**TASK PROMPT:** Please output every line of the material as it stands, without the pictures.

[Begin EXTRACTED MATERIAL]

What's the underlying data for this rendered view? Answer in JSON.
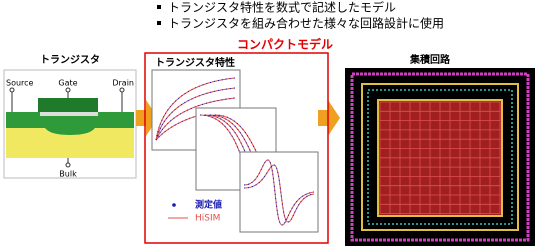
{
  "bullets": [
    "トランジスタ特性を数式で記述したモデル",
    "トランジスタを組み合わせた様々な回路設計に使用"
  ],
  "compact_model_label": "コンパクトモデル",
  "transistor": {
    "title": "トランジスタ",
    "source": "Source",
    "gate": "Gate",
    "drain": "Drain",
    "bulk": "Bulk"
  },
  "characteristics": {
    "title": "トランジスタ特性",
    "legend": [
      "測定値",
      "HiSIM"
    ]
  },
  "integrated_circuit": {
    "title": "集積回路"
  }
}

[End EXTRACTED MATERIAL]

**FINAL RESULT:**
What's the underlying data for this rendered view? Answer in JSON.
{
  "bullets": [
    "トランジスタ特性を数式で記述したモデル",
    "トランジスタを組み合わせた様々な回路設計に使用"
  ],
  "compact_model_label": "コンパクトモデル",
  "transistor": {
    "title": "トランジスタ",
    "source": "Source",
    "gate": "Gate",
    "drain": "Drain",
    "bulk": "Bulk"
  },
  "characteristics": {
    "title": "トランジスタ特性",
    "legend": [
      "測定値",
      "HiSIM"
    ]
  },
  "integrated_circuit": {
    "title": "集積回路"
  }
}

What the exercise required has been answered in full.